Material for the task
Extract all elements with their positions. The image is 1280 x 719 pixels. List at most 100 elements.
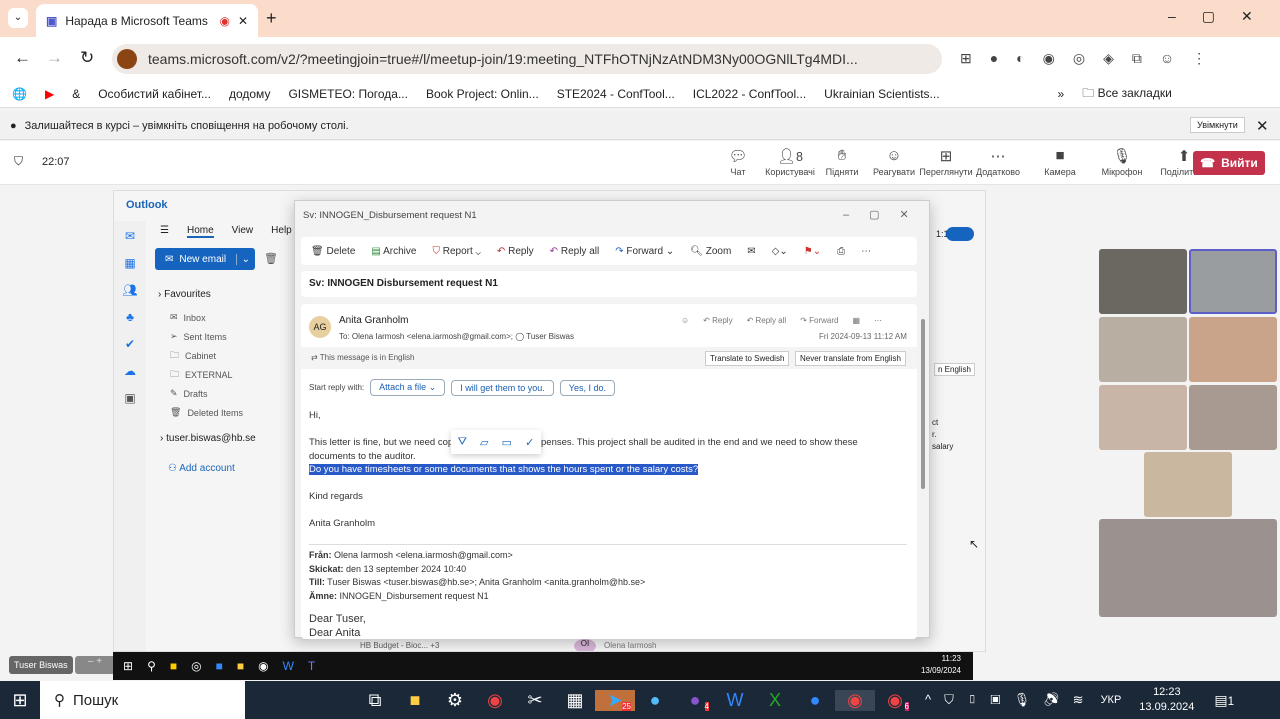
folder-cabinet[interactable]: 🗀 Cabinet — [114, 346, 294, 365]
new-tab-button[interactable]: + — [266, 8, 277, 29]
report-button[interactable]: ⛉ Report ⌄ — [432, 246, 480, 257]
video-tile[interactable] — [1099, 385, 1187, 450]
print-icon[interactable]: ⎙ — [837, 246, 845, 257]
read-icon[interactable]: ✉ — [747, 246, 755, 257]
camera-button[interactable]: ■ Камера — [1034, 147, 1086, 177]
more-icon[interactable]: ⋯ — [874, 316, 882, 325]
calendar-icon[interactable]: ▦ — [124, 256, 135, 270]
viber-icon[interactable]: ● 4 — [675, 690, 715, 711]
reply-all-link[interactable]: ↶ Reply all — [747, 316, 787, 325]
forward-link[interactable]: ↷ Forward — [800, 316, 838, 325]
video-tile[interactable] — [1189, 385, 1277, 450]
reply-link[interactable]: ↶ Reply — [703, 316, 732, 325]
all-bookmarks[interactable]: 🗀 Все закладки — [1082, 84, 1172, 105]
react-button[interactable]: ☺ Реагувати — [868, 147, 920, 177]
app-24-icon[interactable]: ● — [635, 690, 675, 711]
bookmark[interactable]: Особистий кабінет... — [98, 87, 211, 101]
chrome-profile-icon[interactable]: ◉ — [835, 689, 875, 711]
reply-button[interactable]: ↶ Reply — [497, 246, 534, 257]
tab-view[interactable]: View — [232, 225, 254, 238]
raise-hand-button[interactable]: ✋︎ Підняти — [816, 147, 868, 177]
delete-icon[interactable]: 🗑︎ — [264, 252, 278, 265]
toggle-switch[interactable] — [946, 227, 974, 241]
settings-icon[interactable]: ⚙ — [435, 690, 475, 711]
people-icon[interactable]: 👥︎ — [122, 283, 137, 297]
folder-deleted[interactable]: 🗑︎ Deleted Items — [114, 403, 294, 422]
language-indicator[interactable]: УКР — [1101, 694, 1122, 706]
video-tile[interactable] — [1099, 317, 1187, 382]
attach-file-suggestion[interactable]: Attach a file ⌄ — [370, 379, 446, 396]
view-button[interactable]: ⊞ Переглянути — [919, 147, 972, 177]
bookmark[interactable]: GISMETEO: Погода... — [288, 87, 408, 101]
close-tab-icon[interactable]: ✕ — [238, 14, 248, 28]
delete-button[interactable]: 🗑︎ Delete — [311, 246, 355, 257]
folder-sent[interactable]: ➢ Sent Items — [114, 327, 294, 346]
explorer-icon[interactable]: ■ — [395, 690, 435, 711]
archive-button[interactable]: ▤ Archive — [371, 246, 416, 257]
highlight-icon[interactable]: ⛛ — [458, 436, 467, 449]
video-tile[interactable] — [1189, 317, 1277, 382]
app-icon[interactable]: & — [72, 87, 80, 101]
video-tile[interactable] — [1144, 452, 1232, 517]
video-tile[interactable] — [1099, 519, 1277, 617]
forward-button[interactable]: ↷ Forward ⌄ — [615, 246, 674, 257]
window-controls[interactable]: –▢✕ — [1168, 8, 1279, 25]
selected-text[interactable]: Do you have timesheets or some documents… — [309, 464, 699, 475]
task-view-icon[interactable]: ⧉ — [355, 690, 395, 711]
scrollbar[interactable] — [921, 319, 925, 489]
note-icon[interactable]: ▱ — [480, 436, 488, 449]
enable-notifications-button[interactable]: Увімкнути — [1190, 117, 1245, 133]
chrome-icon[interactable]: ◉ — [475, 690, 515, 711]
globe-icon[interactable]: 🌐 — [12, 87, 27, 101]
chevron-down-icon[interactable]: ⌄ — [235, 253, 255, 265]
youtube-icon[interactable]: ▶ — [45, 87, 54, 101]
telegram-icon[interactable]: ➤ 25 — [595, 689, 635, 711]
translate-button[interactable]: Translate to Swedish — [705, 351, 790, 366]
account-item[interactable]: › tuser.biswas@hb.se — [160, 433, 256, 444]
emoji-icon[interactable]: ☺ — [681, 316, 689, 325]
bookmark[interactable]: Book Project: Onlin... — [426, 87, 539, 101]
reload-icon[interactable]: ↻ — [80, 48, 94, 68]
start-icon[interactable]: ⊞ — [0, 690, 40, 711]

Problem statement
Reproduce the data above line for line without changing anything, and leave the picture out of your answer.

Result for this exercise
Extract all elements with their positions. The image is 1280 x 719 pixels. List at most 100 elements.
folder-cabinet[interactable]: 🗀 Cabinet — [114, 346, 294, 365]
new-tab-button[interactable]: + — [266, 8, 277, 29]
report-button[interactable]: ⛉ Report ⌄ — [432, 246, 480, 257]
video-tile[interactable] — [1099, 385, 1187, 450]
print-icon[interactable]: ⎙ — [837, 246, 845, 257]
read-icon[interactable]: ✉ — [747, 246, 755, 257]
camera-button[interactable]: ■ Камера — [1034, 147, 1086, 177]
more-icon[interactable]: ⋯ — [874, 316, 882, 325]
calendar-icon[interactable]: ▦ — [124, 256, 135, 270]
viber-icon[interactable]: ● 4 — [675, 690, 715, 711]
reply-all-link[interactable]: ↶ Reply all — [747, 316, 787, 325]
forward-link[interactable]: ↷ Forward — [800, 316, 838, 325]
video-tile[interactable] — [1189, 385, 1277, 450]
reply-link[interactable]: ↶ Reply — [703, 316, 732, 325]
all-bookmarks[interactable]: 🗀 Все закладки — [1082, 84, 1172, 105]
react-button[interactable]: ☺ Реагувати — [868, 147, 920, 177]
app-24-icon[interactable]: ● — [635, 690, 675, 711]
bookmark[interactable]: Особистий кабінет... — [98, 87, 211, 101]
chrome-profile-icon[interactable]: ◉ — [835, 689, 875, 711]
reply-button[interactable]: ↶ Reply — [497, 246, 534, 257]
tab-view[interactable]: View — [232, 225, 254, 238]
raise-hand-button[interactable]: ✋︎ Підняти — [816, 147, 868, 177]
delete-icon[interactable]: 🗑︎ — [264, 252, 278, 265]
toggle-switch[interactable] — [946, 227, 974, 241]
settings-icon[interactable]: ⚙ — [435, 690, 475, 711]
people-icon[interactable]: 👥︎ — [122, 283, 137, 297]
folder-deleted[interactable]: 🗑︎ Deleted Items — [114, 403, 294, 422]
language-indicator[interactable]: УКР — [1101, 694, 1122, 706]
video-tile[interactable] — [1099, 317, 1187, 382]
attach-file-suggestion[interactable]: Attach a file ⌄ — [370, 379, 446, 396]
view-button[interactable]: ⊞ Переглянути — [919, 147, 972, 177]
bookmark[interactable]: GISMETEO: Погода... — [288, 87, 408, 101]
close-tab-icon[interactable]: ✕ — [238, 14, 248, 28]
delete-button[interactable]: 🗑︎ Delete — [311, 246, 355, 257]
folder-sent[interactable]: ➢ Sent Items — [114, 327, 294, 346]
explorer-icon[interactable]: ■ — [395, 690, 435, 711]
archive-button[interactable]: ▤ Archive — [371, 246, 416, 257]
highlight-icon[interactable]: ⛛ — [458, 436, 467, 449]
video-tile[interactable] — [1189, 317, 1277, 382]
app-icon[interactable]: & — [72, 87, 80, 101]
video-tile[interactable] — [1144, 452, 1232, 517]
video-tile[interactable] — [1099, 519, 1277, 617]
forward-button[interactable]: ↷ Forward ⌄ — [615, 246, 674, 257]
window-controls[interactable]: –▢✕ — [1168, 8, 1279, 25]
selected-text[interactable]: Do you have timesheets or some documents… — [309, 464, 699, 475]
task-view-icon[interactable]: ⧉ — [355, 690, 395, 711]
scrollbar[interactable] — [921, 319, 925, 489]
note-icon[interactable]: ▱ — [480, 436, 488, 449]
enable-notifications-button[interactable]: Увімкнути — [1190, 117, 1245, 133]
chrome-icon[interactable]: ◉ — [475, 690, 515, 711]
globe-icon[interactable]: 🌐 — [12, 87, 27, 101]
chevron-down-icon[interactable]: ⌄ — [235, 253, 255, 265]
youtube-icon[interactable]: ▶ — [45, 87, 54, 101]
telegram-icon[interactable]: ➤ 25 — [595, 689, 635, 711]
translate-button[interactable]: Translate to Swedish — [705, 351, 790, 366]
account-item[interactable]: › tuser.biswas@hb.se — [160, 433, 256, 444]
emoji-icon[interactable]: ☺ — [681, 316, 689, 325]
bookmark[interactable]: Book Project: Onlin... — [426, 87, 539, 101]
reload-icon[interactable]: ↻ — [80, 48, 94, 68]
start-icon[interactable]: ⊞ — [0, 690, 40, 711]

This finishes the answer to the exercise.